■ **Objective 1**
Please retype everything in the rows from the line containing "candle-body bbox=[508, 380, 511, 382]" down to the line containing "x-tick-label: 14:15 bbox=[479, 395, 493, 401]", both included, and nothing else.

■ **Selected excerpt**
↓↓↓
Blue Shades

My name is Rob, and I wear my sunglasses at night. So I can...

So I can...

Whatever, you know the song.

It should come as no surprise to you that I like night time photography and long exposures. The longer the better.

With a sufficiently long enough exposure you can turn night time into day time.


What happens when you wanna go even longer?

Well, highlights start to get blown out, and you lose detail everywhere. Unless you have a pair of sunglasses.

A neutral density filter acts as a pair of sunglasses for a camera. It blocks a certain amount of light from passing through without affecting color.

This means a number of things, all related to the exposure triangle, which I'll touch on more next week.

For a lot of people, it means you can make amazing pictures of waterfalls during the day, not unlike this


That's not taken with an ND filter, but it gives you an idea. That's only a 1/4 second exposure during the day. With my ND filter, that same shot would have been captured with a 4 second exposure, all other things being equal.

When you apply this to a shot at night time, things tend to go a little bit bonkers.

I just got to play with my ND filter at night for the first time a few weeks ago. I ventured out to Big Spring Park, one of my favorite spots.

When I got there, I noticed that the spring was lit up blue for Autism Awareness Month. Having a bit of a novelty to it, I decided to set up camp there.

After some back of the napkin calculations, I determined that the shutter speed I needed given the aperture and ISO I wanted to use was 160 seconds. That's not a typo, not 1/160 of a second. 2 minutes and 40 seconds.

This is what I ended up with:


Notice that the water almost looks like glass? That's the effect I was after, and could only be accomplished through use of my sunglasses.

If you want to zoom in even more, you can download a larger version of the image here.

Time Keeps on Slippin'

My name is Rob, and I make the most of it. Sometimes people give me good ideas that turn out to bad ideas that I turn into good ideas.

A few weeks ago, I saw someone post in a local photography group about going to shoot star trails that particular evening, which I've dabbled in before. After doing a little bit of research, it seemed like the perfect night - clear, no moon, cold weather, and low humidity. I even had a location that I thought would be suitable.
↑↑↑
■ **Objective 2**
Answer these questions from the post on night photography:
(a) According to the post, what does a neutral density filter do?
(b) Why was the spring at Big Spring Park lit up blue?
(c) What shutter speed did the calculations give for the shot at the spring?

■ **Excerpted data**
↓↓↓
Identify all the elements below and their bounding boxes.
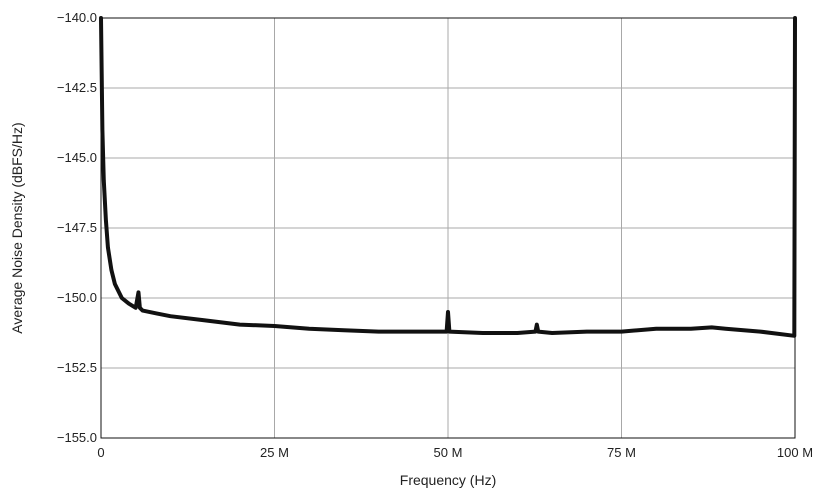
y-tick-label: −142.5 (57, 80, 97, 95)
series-layer (99, 16, 797, 338)
x-tick-label: 50 M (434, 445, 463, 460)
y-tick-label: −147.5 (57, 220, 97, 235)
y-tick-label: −155.0 (57, 430, 97, 445)
gridlines (100, 17, 796, 439)
x-tick-label: 100 M (777, 445, 813, 460)
x-axis-label: Frequency (Hz) (400, 472, 496, 488)
y-tick-label: −145.0 (57, 150, 97, 165)
x-tick-label: 75 M (607, 445, 636, 460)
y-axis-ticks: −155.0 −152.5 −150.0 −147.5 −145.0 −142.5 −140… (57, 10, 97, 445)
y-axis-label: Average Noise Density (dBFS/Hz) (9, 122, 25, 333)
y-tick-label: −150.0 (57, 290, 97, 305)
noise-density-series-line (99, 16, 797, 338)
y-tick-label: −152.5 (57, 360, 97, 375)
x-tick-label: 0 (97, 445, 104, 460)
x-tick-label: 25 M (260, 445, 289, 460)
x-axis-ticks: 0 25 M 50 M 75 M 100 M (97, 445, 813, 460)
y-tick-label: −140.0 (57, 10, 97, 25)
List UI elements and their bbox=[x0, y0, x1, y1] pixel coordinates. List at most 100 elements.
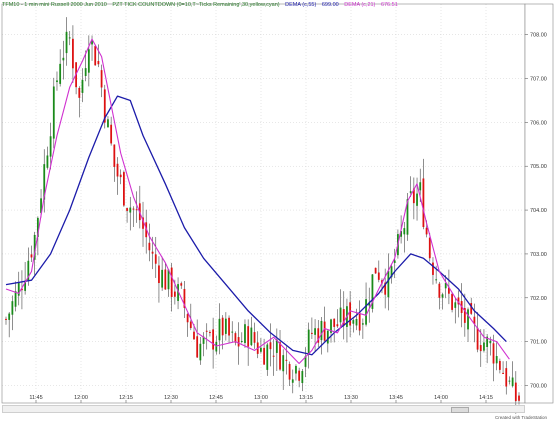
candle-body bbox=[508, 380, 511, 382]
credit-label: Created with TradeStation bbox=[494, 415, 547, 420]
candle-body bbox=[237, 337, 240, 347]
candle-body bbox=[113, 144, 116, 167]
candle-body bbox=[87, 49, 90, 73]
x-tick-label: 13:15 bbox=[299, 395, 313, 401]
horizontal-scrollbar[interactable] bbox=[2, 405, 525, 413]
candle-body bbox=[412, 188, 415, 204]
candle-body bbox=[72, 38, 74, 69]
candle-body bbox=[65, 31, 68, 54]
candle-body bbox=[330, 319, 332, 333]
candle-body bbox=[212, 329, 215, 350]
candle-body bbox=[94, 46, 97, 66]
candle-body bbox=[514, 382, 517, 402]
candle-body bbox=[390, 266, 393, 278]
x-tick-label: 14:15 bbox=[479, 395, 493, 401]
candle-body bbox=[518, 395, 520, 401]
candle-body bbox=[279, 342, 281, 370]
x-axis: 11:45 12:00 12:15 12:30 12:45 13:00 13:15 13:30… bbox=[29, 395, 493, 403]
dema-fast-label: DEMA (c,55) bbox=[285, 2, 317, 8]
candle-body bbox=[511, 377, 514, 387]
candle-body bbox=[358, 312, 361, 331]
candle-body bbox=[151, 251, 154, 254]
candle-body bbox=[161, 269, 164, 288]
candle-body bbox=[221, 317, 224, 336]
y-tick-label: 702.00 bbox=[530, 296, 547, 302]
candle-body bbox=[78, 87, 81, 98]
chart-grid bbox=[2, 4, 525, 403]
candle-body bbox=[374, 267, 377, 274]
candle-body bbox=[142, 217, 144, 229]
candle-body bbox=[355, 318, 358, 326]
dema-fast-value: 699.00 bbox=[321, 2, 339, 8]
candle-body bbox=[164, 269, 167, 290]
candle-body bbox=[495, 356, 498, 364]
candle-body bbox=[209, 331, 211, 333]
y-tick-label: 700.00 bbox=[530, 383, 547, 389]
candle-body bbox=[416, 193, 418, 206]
candle-body bbox=[215, 341, 218, 352]
chart-header: TFM10 - 1 min mini Russell 2000 Jun 2010… bbox=[2, 2, 402, 9]
candle-body bbox=[419, 182, 422, 191]
candle-body bbox=[154, 254, 157, 264]
candle-body bbox=[320, 320, 323, 341]
x-tick-label: 13:30 bbox=[344, 395, 358, 401]
candle-body bbox=[132, 208, 135, 210]
candle-body bbox=[167, 269, 170, 290]
candle-body bbox=[49, 136, 52, 157]
candle-body bbox=[183, 288, 186, 308]
candle-body bbox=[123, 172, 125, 206]
x-tick-label: 13:45 bbox=[389, 395, 403, 401]
candle-body bbox=[107, 119, 109, 128]
candle-body bbox=[448, 287, 450, 294]
candle-body bbox=[393, 260, 396, 263]
candle-body bbox=[177, 284, 179, 301]
candle-body bbox=[323, 321, 326, 341]
candle-body bbox=[231, 331, 234, 333]
candle-body bbox=[269, 342, 272, 350]
candle-body bbox=[432, 262, 434, 275]
candle-body bbox=[285, 359, 288, 361]
candle-body bbox=[24, 280, 27, 291]
candle-body bbox=[275, 339, 278, 353]
y-tick-label: 705.00 bbox=[530, 164, 547, 170]
candle-body bbox=[301, 371, 304, 384]
candle-body bbox=[240, 340, 243, 342]
candle-body bbox=[5, 318, 7, 320]
candle-body bbox=[352, 320, 355, 324]
candle-body bbox=[14, 291, 17, 307]
candle-body bbox=[505, 368, 508, 387]
candle-body bbox=[148, 242, 151, 251]
y-tick-label: 706.00 bbox=[530, 120, 547, 126]
candle-body bbox=[486, 336, 489, 347]
candle-body bbox=[463, 308, 466, 323]
candle-body bbox=[326, 330, 329, 344]
candle-body bbox=[333, 318, 336, 327]
candle-body bbox=[365, 299, 367, 325]
candle-body bbox=[81, 79, 84, 93]
y-tick-label: 704.00 bbox=[530, 208, 547, 214]
candle-body bbox=[36, 217, 39, 237]
candle-body bbox=[400, 231, 402, 237]
candle-body bbox=[43, 164, 46, 200]
scrollbar-thumb[interactable] bbox=[451, 407, 469, 413]
candle-body bbox=[498, 360, 501, 370]
candle-body bbox=[46, 155, 49, 168]
candle-body bbox=[253, 332, 256, 343]
candle-body bbox=[339, 307, 342, 323]
y-tick-label: 703.00 bbox=[530, 252, 547, 258]
dema-slow-label: DEMA (c,21) bbox=[344, 2, 376, 8]
candle-body bbox=[110, 124, 113, 144]
candle-body bbox=[310, 332, 313, 334]
x-tick-label: 12:15 bbox=[119, 395, 133, 401]
indicator-label: PZT TICK COUNTDOWN (0=10,T~Ticks Remaini… bbox=[112, 2, 280, 8]
candle-body bbox=[384, 282, 387, 295]
candle-body bbox=[224, 318, 227, 334]
candle-body bbox=[244, 324, 246, 344]
candle-body bbox=[56, 80, 58, 83]
candle-body bbox=[470, 303, 473, 314]
candle-body bbox=[298, 370, 301, 381]
candle-body bbox=[291, 379, 294, 383]
candle-body bbox=[126, 208, 128, 211]
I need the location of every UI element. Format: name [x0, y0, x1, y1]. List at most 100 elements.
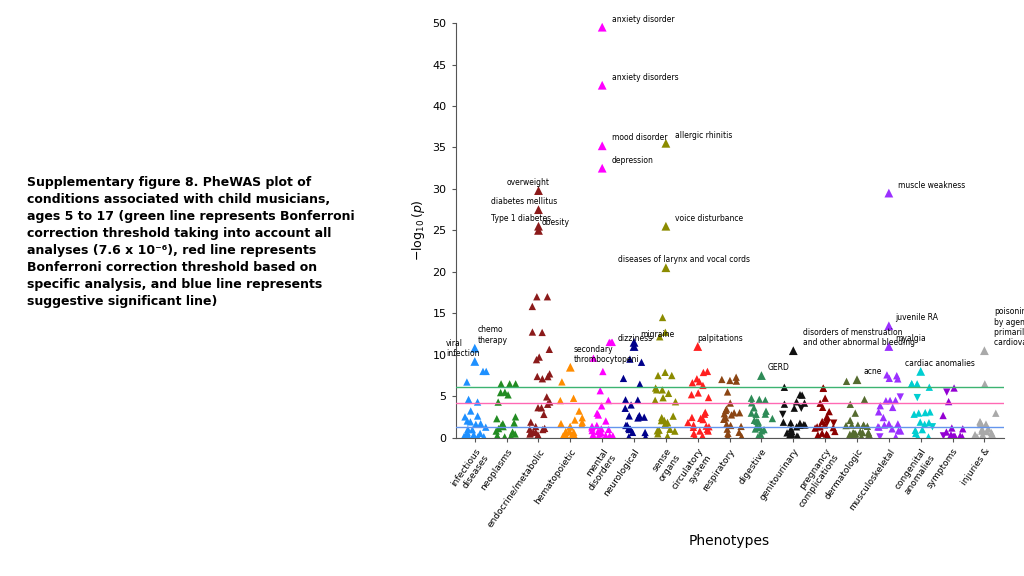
↑↑↑
■ **Solution 1**
candle-body bbox=[508, 380, 511, 382]
credit-label: Created with TradeStation bbox=[494, 415, 547, 420]
candle-body bbox=[237, 337, 240, 347]
candle-body bbox=[113, 144, 116, 167]
candle-body bbox=[87, 49, 90, 73]
x-tick-label: 13:15 bbox=[299, 395, 313, 401]
horizontal-scrollbar[interactable] bbox=[2, 405, 525, 413]
candle-body bbox=[412, 188, 415, 204]
candle-body bbox=[72, 38, 74, 69]
candle-body bbox=[65, 31, 68, 54]
candle-body bbox=[330, 319, 332, 333]
candle-body bbox=[212, 329, 215, 350]
candle-body bbox=[94, 46, 97, 66]
candle-body bbox=[514, 382, 517, 402]
candle-body bbox=[390, 266, 393, 278]
x-tick-label: 14:15 bbox=[479, 395, 493, 401]

■ **Solution 2**
(a) It blocks a certain amount of light from passing through without affecting color.
(b) It was lit up for Autism Awareness Month.
(c) 160 seconds, which is 2 minutes and 40 seconds.